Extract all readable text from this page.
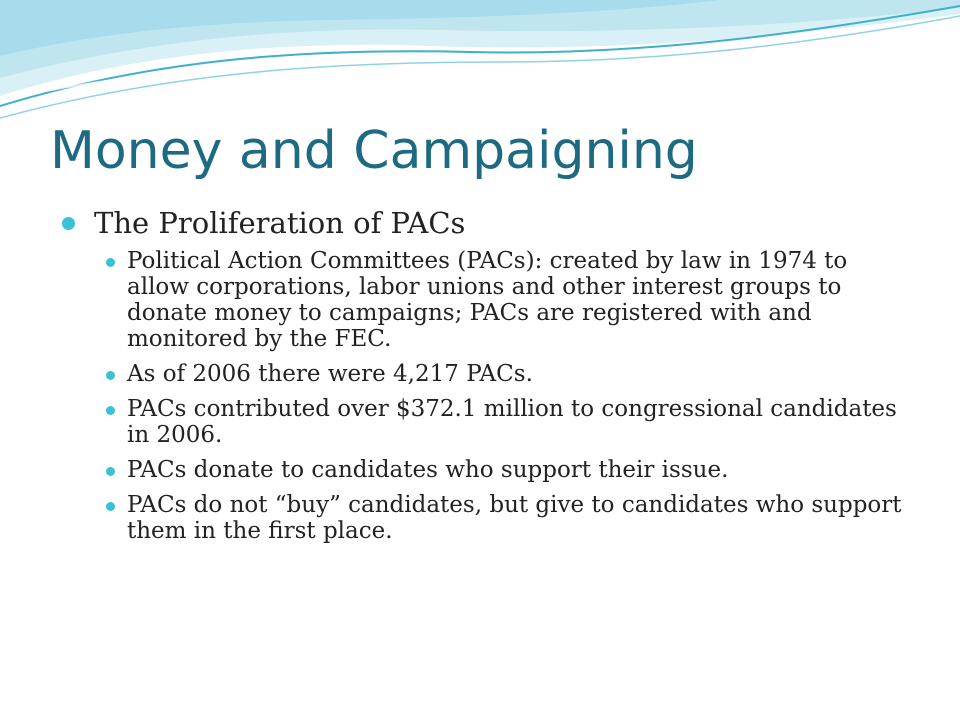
Money and Campaigning
The Proliferation of PACs
Political Action Committees (PACs): created by law in 1974 to allow corporations, labor unions and other interest groups to donate money to campaigns; PACs are registered with and monitored by the FEC.
As of 2006 there were 4,217 PACs.
PACs contributed over $372.1 million to congressional candidates in 2006.
PACs donate to candidates who support their issue.
PACs do not “buy” candidates, but give to candidates who support them in the first place.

- Task directions
Print out the lines exactly, skipping any picture.

- Answer to this task
Extract all readable text from this page.
Money and Campaigning
The Proliferation of PACs
Political Action Committees (PACs): created by law in 1974 to allow corporations, labor unions and other interest groups to donate money to campaigns; PACs are registered with and monitored by the FEC.
As of 2006 there were 4,217 PACs.
PACs contributed over $372.1 million to congressional candidates in 2006.
PACs donate to candidates who support their issue.
PACs do not “buy” candidates, but give to candidates who support them in the first place.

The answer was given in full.